>> BEGIN
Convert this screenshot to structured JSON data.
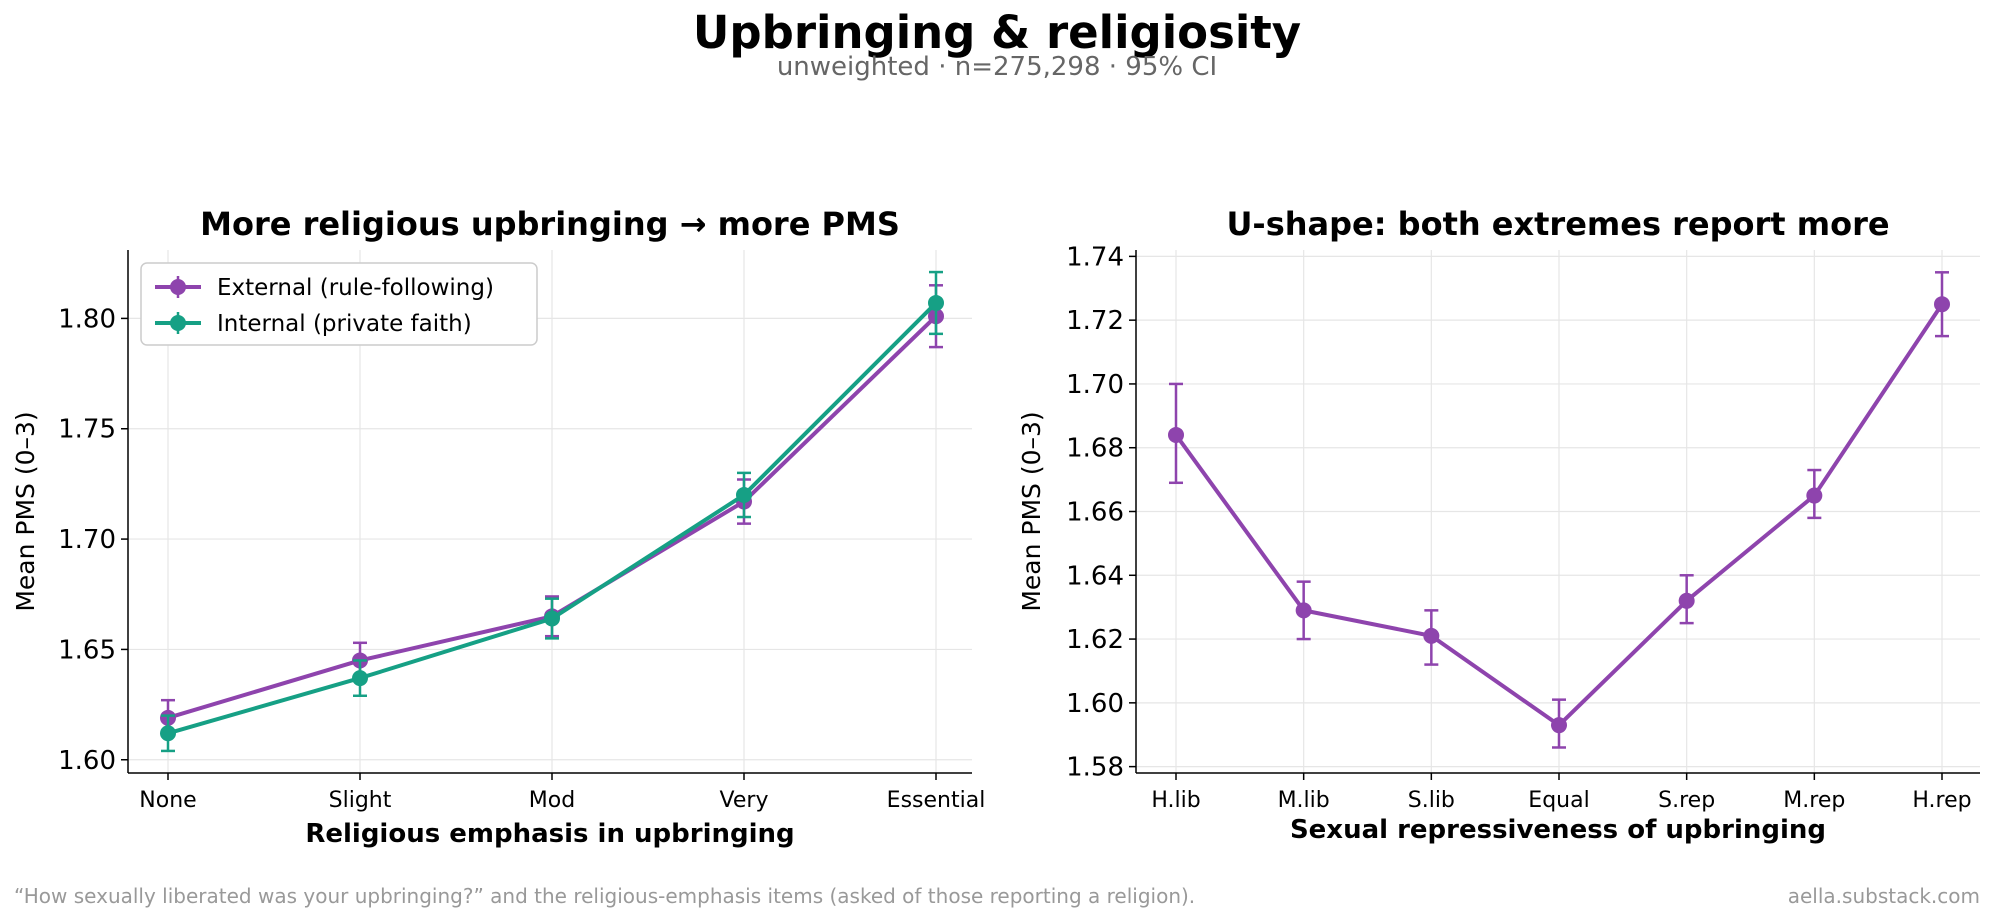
{
  "title": "Upbringing & religiosity",
  "subtitle": "unweighted · n=275,298 · 95% CI",
  "footnote": "“How sexually liberated was your upbringing?” and the religious-emphasis items (asked of those reporting a religion).",
  "credit": "aella.substack.com",
  "colors": {
    "purple": "#8e44ad",
    "teal": "#16a085"
  },
  "chart_data": [
    {
      "type": "line",
      "title": "More religious upbringing → more PMS",
      "xlabel": "Religious emphasis in upbringing",
      "ylabel": "Mean PMS (0–3)",
      "categories": [
        "None",
        "Slight",
        "Mod",
        "Very",
        "Essential"
      ],
      "ylim": [
        1.594,
        1.831
      ],
      "yticks": [
        "1.60",
        "1.65",
        "1.70",
        "1.75",
        "1.80"
      ],
      "grid": true,
      "legend": "top-left",
      "series": [
        {
          "name": "External (rule-following)",
          "color": "#8e44ad",
          "values": [
            1.619,
            1.645,
            1.665,
            1.717,
            1.801
          ],
          "ci": [
            [
              1.611,
              1.627
            ],
            [
              1.637,
              1.653
            ],
            [
              1.656,
              1.674
            ],
            [
              1.707,
              1.727
            ],
            [
              1.787,
              1.815
            ]
          ]
        },
        {
          "name": "Internal (private faith)",
          "color": "#16a085",
          "values": [
            1.612,
            1.637,
            1.664,
            1.72,
            1.807
          ],
          "ci": [
            [
              1.604,
              1.62
            ],
            [
              1.629,
              1.645
            ],
            [
              1.655,
              1.673
            ],
            [
              1.71,
              1.73
            ],
            [
              1.793,
              1.821
            ]
          ]
        }
      ]
    },
    {
      "type": "line",
      "title": "U-shape: both extremes report more",
      "xlabel": "Sexual repressiveness of upbringing",
      "ylabel": "Mean PMS (0–3)",
      "categories": [
        "H.lib",
        "M.lib",
        "S.lib",
        "Equal",
        "S.rep",
        "M.rep",
        "H.rep"
      ],
      "ylim": [
        1.578,
        1.742
      ],
      "yticks": [
        "1.58",
        "1.60",
        "1.62",
        "1.64",
        "1.66",
        "1.68",
        "1.70",
        "1.72",
        "1.74"
      ],
      "grid": true,
      "series": [
        {
          "color": "#8e44ad",
          "values": [
            1.684,
            1.629,
            1.621,
            1.593,
            1.632,
            1.665,
            1.725
          ],
          "ci": [
            [
              1.669,
              1.7
            ],
            [
              1.62,
              1.638
            ],
            [
              1.612,
              1.629
            ],
            [
              1.586,
              1.601
            ],
            [
              1.625,
              1.64
            ],
            [
              1.658,
              1.673
            ],
            [
              1.715,
              1.735
            ]
          ]
        }
      ]
    }
  ]
}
>> END
▶ [Your goal]
Scan the listing above for the word "name" and copy every line that holds it.

▶ [The reply]
          "name": "External (rule-following)",
          "name": "Internal (private faith)",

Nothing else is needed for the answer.